[Task]: Of all the lines in these entries, how many contain the string "Madhya"? Give only that count.

[Excerpted records]:
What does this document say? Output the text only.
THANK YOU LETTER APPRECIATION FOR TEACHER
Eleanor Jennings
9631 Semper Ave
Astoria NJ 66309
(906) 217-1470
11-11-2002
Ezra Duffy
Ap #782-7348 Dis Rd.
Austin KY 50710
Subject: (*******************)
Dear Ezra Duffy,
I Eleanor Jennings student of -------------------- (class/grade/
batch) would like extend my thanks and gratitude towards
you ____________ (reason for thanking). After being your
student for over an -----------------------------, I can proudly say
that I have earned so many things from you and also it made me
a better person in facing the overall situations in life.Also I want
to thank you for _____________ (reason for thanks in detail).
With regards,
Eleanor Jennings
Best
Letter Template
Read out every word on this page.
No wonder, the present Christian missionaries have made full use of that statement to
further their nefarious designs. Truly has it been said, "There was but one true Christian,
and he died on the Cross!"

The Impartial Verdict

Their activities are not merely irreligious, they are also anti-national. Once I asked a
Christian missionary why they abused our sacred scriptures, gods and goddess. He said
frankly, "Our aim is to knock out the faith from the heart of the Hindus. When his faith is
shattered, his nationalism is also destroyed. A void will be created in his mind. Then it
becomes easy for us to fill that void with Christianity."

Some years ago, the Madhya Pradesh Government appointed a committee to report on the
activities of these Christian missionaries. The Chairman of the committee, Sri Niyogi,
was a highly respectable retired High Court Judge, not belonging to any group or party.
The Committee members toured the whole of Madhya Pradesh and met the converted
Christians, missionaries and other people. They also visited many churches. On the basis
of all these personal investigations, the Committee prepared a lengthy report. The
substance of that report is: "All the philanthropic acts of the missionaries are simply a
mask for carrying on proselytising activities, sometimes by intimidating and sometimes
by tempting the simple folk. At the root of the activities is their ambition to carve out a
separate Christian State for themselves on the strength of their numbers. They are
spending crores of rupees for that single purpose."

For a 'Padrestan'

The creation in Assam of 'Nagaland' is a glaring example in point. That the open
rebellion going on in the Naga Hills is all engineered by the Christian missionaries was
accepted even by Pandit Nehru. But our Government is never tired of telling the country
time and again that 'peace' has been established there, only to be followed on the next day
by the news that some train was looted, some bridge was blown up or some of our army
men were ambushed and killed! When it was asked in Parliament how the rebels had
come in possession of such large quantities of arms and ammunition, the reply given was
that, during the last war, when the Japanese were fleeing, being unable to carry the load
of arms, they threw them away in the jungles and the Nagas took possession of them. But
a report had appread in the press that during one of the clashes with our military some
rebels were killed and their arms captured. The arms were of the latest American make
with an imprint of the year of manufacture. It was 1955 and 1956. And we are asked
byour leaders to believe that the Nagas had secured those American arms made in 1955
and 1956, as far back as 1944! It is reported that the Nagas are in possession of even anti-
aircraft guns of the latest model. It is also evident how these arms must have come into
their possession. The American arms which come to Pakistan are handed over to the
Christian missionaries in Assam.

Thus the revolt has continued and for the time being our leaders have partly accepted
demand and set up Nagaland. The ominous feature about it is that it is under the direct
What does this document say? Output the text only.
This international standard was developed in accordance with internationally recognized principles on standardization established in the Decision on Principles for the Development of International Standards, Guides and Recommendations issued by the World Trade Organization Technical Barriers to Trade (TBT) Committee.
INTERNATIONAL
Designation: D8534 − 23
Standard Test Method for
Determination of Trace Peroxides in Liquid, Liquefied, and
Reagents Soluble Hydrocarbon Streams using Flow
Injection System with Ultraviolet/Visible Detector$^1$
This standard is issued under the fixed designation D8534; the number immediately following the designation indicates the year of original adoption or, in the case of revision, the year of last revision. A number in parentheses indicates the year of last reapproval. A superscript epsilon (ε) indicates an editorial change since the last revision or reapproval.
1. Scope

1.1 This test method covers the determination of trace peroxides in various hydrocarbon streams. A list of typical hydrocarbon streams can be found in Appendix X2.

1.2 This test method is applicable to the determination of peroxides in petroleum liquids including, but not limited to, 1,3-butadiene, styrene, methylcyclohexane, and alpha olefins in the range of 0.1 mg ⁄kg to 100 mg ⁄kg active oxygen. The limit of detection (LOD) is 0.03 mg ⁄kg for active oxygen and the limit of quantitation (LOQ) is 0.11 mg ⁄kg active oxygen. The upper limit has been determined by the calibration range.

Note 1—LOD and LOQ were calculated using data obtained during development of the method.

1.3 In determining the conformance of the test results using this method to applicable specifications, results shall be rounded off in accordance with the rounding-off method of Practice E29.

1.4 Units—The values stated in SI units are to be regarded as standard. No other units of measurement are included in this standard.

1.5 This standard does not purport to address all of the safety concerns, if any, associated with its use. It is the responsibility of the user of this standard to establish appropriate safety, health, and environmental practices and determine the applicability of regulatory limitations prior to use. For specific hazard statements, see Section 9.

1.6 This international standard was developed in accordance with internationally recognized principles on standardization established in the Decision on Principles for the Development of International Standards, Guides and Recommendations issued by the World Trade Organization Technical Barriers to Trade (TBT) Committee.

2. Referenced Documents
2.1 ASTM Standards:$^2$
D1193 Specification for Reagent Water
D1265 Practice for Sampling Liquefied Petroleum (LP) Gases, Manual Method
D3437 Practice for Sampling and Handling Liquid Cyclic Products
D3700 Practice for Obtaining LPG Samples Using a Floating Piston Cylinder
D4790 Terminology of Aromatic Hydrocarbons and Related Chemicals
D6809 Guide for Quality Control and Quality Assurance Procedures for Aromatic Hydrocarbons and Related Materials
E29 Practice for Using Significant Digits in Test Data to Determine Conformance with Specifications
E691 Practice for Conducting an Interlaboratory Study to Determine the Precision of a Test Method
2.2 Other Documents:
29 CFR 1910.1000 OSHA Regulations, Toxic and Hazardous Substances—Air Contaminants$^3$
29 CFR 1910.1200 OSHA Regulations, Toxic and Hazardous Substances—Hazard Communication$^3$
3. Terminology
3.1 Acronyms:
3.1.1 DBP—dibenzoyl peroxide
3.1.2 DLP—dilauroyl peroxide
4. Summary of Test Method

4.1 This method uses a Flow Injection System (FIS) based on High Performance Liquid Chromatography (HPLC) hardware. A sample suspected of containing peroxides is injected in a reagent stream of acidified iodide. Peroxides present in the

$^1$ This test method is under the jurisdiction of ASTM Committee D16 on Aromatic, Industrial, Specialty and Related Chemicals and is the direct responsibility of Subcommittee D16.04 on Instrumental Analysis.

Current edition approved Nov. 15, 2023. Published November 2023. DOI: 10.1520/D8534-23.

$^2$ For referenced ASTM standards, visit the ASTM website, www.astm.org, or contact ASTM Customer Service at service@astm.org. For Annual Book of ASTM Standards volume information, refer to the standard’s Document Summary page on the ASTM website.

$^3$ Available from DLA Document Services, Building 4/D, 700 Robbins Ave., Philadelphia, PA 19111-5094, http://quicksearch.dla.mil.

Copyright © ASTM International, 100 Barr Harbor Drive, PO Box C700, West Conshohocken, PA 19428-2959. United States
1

[Task answer]: 2